(A block of data)
━━━━━━━━
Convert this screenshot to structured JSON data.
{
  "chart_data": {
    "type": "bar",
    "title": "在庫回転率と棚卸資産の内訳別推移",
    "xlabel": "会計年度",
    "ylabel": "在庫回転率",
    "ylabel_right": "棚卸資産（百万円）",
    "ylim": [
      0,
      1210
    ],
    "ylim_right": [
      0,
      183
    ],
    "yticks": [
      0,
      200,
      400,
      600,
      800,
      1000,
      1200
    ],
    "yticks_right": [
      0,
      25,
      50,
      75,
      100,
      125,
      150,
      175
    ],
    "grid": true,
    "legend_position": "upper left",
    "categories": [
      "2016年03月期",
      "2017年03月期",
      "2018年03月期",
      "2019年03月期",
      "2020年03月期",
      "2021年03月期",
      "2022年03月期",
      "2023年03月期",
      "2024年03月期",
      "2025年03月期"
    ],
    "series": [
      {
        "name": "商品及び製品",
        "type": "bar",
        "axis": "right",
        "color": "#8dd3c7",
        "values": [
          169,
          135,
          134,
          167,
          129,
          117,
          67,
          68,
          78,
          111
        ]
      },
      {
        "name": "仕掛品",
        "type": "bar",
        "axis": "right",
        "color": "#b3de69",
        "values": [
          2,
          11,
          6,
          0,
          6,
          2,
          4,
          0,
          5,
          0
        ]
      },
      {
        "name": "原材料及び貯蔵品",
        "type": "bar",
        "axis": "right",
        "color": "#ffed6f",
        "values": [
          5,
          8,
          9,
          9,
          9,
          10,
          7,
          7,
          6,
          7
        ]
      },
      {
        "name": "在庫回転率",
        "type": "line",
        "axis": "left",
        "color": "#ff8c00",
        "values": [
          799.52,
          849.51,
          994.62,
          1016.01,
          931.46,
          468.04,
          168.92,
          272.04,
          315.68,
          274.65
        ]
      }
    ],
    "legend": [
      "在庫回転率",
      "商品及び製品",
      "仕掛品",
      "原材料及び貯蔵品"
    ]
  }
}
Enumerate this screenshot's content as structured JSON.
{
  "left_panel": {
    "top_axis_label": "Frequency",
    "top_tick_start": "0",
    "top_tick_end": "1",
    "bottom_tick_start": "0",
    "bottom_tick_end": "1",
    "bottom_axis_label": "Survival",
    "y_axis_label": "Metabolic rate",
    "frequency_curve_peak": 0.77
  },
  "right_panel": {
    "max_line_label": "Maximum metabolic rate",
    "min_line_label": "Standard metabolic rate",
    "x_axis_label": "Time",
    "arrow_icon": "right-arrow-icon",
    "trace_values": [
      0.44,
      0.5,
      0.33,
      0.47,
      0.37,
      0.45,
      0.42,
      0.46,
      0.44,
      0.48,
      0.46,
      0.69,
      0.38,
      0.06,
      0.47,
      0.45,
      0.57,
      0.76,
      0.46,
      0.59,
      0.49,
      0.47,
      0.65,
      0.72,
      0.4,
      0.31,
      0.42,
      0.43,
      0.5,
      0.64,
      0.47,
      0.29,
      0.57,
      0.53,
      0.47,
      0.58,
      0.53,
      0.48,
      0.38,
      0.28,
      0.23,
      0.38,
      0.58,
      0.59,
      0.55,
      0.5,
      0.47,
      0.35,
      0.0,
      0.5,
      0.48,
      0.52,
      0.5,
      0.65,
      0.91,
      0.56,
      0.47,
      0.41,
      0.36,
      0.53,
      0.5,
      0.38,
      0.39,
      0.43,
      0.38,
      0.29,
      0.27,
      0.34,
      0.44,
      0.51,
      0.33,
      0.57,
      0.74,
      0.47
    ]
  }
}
━━━━━━━━
● **THE PROBLEM**
The entries above must be returned in full, exactly as shown.

● **OUTPUT FOR THIS EXERCISE**
Convert this screenshot to structured JSON data.
{
  "chart_data": {
    "type": "bar",
    "title": "在庫回転率と棚卸資産の内訳別推移",
    "xlabel": "会計年度",
    "ylabel": "在庫回転率",
    "ylabel_right": "棚卸資産（百万円）",
    "ylim": [
      0,
      1210
    ],
    "ylim_right": [
      0,
      183
    ],
    "yticks": [
      0,
      200,
      400,
      600,
      800,
      1000,
      1200
    ],
    "yticks_right": [
      0,
      25,
      50,
      75,
      100,
      125,
      150,
      175
    ],
    "grid": true,
    "legend_position": "upper left",
    "categories": [
      "2016年03月期",
      "2017年03月期",
      "2018年03月期",
      "2019年03月期",
      "2020年03月期",
      "2021年03月期",
      "2022年03月期",
      "2023年03月期",
      "2024年03月期",
      "2025年03月期"
    ],
    "series": [
      {
        "name": "商品及び製品",
        "type": "bar",
        "axis": "right",
        "color": "#8dd3c7",
        "values": [
          169,
          135,
          134,
          167,
          129,
          117,
          67,
          68,
          78,
          111
        ]
      },
      {
        "name": "仕掛品",
        "type": "bar",
        "axis": "right",
        "color": "#b3de69",
        "values": [
          2,
          11,
          6,
          0,
          6,
          2,
          4,
          0,
          5,
          0
        ]
      },
      {
        "name": "原材料及び貯蔵品",
        "type": "bar",
        "axis": "right",
        "color": "#ffed6f",
        "values": [
          5,
          8,
          9,
          9,
          9,
          10,
          7,
          7,
          6,
          7
        ]
      },
      {
        "name": "在庫回転率",
        "type": "line",
        "axis": "left",
        "color": "#ff8c00",
        "values": [
          799.52,
          849.51,
          994.62,
          1016.01,
          931.46,
          468.04,
          168.92,
          272.04,
          315.68,
          274.65
        ]
      }
    ],
    "legend": [
      "在庫回転率",
      "商品及び製品",
      "仕掛品",
      "原材料及び貯蔵品"
    ]
  }
}
Enumerate this screenshot's content as structured JSON.
{
  "left_panel": {
    "top_axis_label": "Frequency",
    "top_tick_start": "0",
    "top_tick_end": "1",
    "bottom_tick_start": "0",
    "bottom_tick_end": "1",
    "bottom_axis_label": "Survival",
    "y_axis_label": "Metabolic rate",
    "frequency_curve_peak": 0.77
  },
  "right_panel": {
    "max_line_label": "Maximum metabolic rate",
    "min_line_label": "Standard metabolic rate",
    "x_axis_label": "Time",
    "arrow_icon": "right-arrow-icon",
    "trace_values": [
      0.44,
      0.5,
      0.33,
      0.47,
      0.37,
      0.45,
      0.42,
      0.46,
      0.44,
      0.48,
      0.46,
      0.69,
      0.38,
      0.06,
      0.47,
      0.45,
      0.57,
      0.76,
      0.46,
      0.59,
      0.49,
      0.47,
      0.65,
      0.72,
      0.4,
      0.31,
      0.42,
      0.43,
      0.5,
      0.64,
      0.47,
      0.29,
      0.57,
      0.53,
      0.47,
      0.58,
      0.53,
      0.48,
      0.38,
      0.28,
      0.23,
      0.38,
      0.58,
      0.59,
      0.55,
      0.5,
      0.47,
      0.35,
      0.0,
      0.5,
      0.48,
      0.52,
      0.5,
      0.65,
      0.91,
      0.56,
      0.47,
      0.41,
      0.36,
      0.53,
      0.5,
      0.38,
      0.39,
      0.43,
      0.38,
      0.29,
      0.27,
      0.34,
      0.44,
      0.51,
      0.33,
      0.57,
      0.74,
      0.47
    ]
  }
}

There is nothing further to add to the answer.